● Records provided
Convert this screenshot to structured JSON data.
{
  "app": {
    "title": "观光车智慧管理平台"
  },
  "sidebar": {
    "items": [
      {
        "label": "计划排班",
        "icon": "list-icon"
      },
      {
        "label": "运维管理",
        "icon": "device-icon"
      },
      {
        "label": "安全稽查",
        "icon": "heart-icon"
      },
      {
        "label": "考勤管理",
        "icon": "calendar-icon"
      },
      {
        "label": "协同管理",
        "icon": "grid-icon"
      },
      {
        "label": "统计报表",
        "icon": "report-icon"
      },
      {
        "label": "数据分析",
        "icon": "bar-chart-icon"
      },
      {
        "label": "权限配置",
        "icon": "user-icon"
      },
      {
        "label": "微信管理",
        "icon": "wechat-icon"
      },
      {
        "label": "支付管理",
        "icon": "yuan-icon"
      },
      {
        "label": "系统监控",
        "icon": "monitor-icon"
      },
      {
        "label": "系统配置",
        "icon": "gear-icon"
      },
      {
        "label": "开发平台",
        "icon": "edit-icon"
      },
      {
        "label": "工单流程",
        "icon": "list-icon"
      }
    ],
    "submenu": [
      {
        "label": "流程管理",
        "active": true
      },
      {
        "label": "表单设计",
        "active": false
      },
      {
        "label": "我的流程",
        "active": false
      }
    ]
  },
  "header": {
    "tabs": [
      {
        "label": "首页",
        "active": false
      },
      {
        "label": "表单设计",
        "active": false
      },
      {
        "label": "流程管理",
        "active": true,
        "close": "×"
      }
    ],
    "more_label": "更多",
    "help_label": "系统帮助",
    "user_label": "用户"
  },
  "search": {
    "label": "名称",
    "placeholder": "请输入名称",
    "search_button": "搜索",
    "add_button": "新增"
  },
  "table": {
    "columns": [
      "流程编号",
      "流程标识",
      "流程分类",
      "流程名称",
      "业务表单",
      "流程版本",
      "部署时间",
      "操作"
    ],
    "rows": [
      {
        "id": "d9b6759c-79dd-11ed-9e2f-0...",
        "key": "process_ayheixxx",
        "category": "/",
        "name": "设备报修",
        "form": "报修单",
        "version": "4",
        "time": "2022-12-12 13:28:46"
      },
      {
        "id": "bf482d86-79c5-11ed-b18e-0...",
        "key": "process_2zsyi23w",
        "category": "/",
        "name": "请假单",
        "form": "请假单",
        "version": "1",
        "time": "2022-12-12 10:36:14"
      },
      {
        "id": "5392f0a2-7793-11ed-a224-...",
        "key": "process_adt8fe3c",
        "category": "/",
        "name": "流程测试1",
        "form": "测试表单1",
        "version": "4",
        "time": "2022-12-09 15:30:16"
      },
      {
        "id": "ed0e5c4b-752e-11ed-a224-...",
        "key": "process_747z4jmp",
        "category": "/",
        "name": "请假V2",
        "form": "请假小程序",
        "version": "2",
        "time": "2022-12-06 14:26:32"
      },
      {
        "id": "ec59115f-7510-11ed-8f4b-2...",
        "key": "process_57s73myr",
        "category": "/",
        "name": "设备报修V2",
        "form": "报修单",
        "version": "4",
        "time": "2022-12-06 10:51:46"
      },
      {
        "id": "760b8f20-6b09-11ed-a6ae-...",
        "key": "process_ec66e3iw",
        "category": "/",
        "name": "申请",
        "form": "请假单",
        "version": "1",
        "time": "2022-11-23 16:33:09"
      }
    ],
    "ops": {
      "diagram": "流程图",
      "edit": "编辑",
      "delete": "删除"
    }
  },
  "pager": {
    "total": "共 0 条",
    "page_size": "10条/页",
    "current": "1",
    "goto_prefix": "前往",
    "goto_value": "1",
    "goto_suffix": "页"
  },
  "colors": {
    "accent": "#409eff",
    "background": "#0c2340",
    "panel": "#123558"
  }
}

● Exercise goal
Print the complete listing again, exactly as it stands.

● Right answer
Convert this screenshot to structured JSON data.
{
  "app": {
    "title": "观光车智慧管理平台"
  },
  "sidebar": {
    "items": [
      {
        "label": "计划排班",
        "icon": "list-icon"
      },
      {
        "label": "运维管理",
        "icon": "device-icon"
      },
      {
        "label": "安全稽查",
        "icon": "heart-icon"
      },
      {
        "label": "考勤管理",
        "icon": "calendar-icon"
      },
      {
        "label": "协同管理",
        "icon": "grid-icon"
      },
      {
        "label": "统计报表",
        "icon": "report-icon"
      },
      {
        "label": "数据分析",
        "icon": "bar-chart-icon"
      },
      {
        "label": "权限配置",
        "icon": "user-icon"
      },
      {
        "label": "微信管理",
        "icon": "wechat-icon"
      },
      {
        "label": "支付管理",
        "icon": "yuan-icon"
      },
      {
        "label": "系统监控",
        "icon": "monitor-icon"
      },
      {
        "label": "系统配置",
        "icon": "gear-icon"
      },
      {
        "label": "开发平台",
        "icon": "edit-icon"
      },
      {
        "label": "工单流程",
        "icon": "list-icon"
      }
    ],
    "submenu": [
      {
        "label": "流程管理",
        "active": true
      },
      {
        "label": "表单设计",
        "active": false
      },
      {
        "label": "我的流程",
        "active": false
      }
    ]
  },
  "header": {
    "tabs": [
      {
        "label": "首页",
        "active": false
      },
      {
        "label": "表单设计",
        "active": false
      },
      {
        "label": "流程管理",
        "active": true,
        "close": "×"
      }
    ],
    "more_label": "更多",
    "help_label": "系统帮助",
    "user_label": "用户"
  },
  "search": {
    "label": "名称",
    "placeholder": "请输入名称",
    "search_button": "搜索",
    "add_button": "新增"
  },
  "table": {
    "columns": [
      "流程编号",
      "流程标识",
      "流程分类",
      "流程名称",
      "业务表单",
      "流程版本",
      "部署时间",
      "操作"
    ],
    "rows": [
      {
        "id": "d9b6759c-79dd-11ed-9e2f-0...",
        "key": "process_ayheixxx",
        "category": "/",
        "name": "设备报修",
        "form": "报修单",
        "version": "4",
        "time": "2022-12-12 13:28:46"
      },
      {
        "id": "bf482d86-79c5-11ed-b18e-0...",
        "key": "process_2zsyi23w",
        "category": "/",
        "name": "请假单",
        "form": "请假单",
        "version": "1",
        "time": "2022-12-12 10:36:14"
      },
      {
        "id": "5392f0a2-7793-11ed-a224-...",
        "key": "process_adt8fe3c",
        "category": "/",
        "name": "流程测试1",
        "form": "测试表单1",
        "version": "4",
        "time": "2022-12-09 15:30:16"
      },
      {
        "id": "ed0e5c4b-752e-11ed-a224-...",
        "key": "process_747z4jmp",
        "category": "/",
        "name": "请假V2",
        "form": "请假小程序",
        "version": "2",
        "time": "2022-12-06 14:26:32"
      },
      {
        "id": "ec59115f-7510-11ed-8f4b-2...",
        "key": "process_57s73myr",
        "category": "/",
        "name": "设备报修V2",
        "form": "报修单",
        "version": "4",
        "time": "2022-12-06 10:51:46"
      },
      {
        "id": "760b8f20-6b09-11ed-a6ae-...",
        "key": "process_ec66e3iw",
        "category": "/",
        "name": "申请",
        "form": "请假单",
        "version": "1",
        "time": "2022-11-23 16:33:09"
      }
    ],
    "ops": {
      "diagram": "流程图",
      "edit": "编辑",
      "delete": "删除"
    }
  },
  "pager": {
    "total": "共 0 条",
    "page_size": "10条/页",
    "current": "1",
    "goto_prefix": "前往",
    "goto_value": "1",
    "goto_suffix": "页"
  },
  "colors": {
    "accent": "#409eff",
    "background": "#0c2340",
    "panel": "#123558"
  }
}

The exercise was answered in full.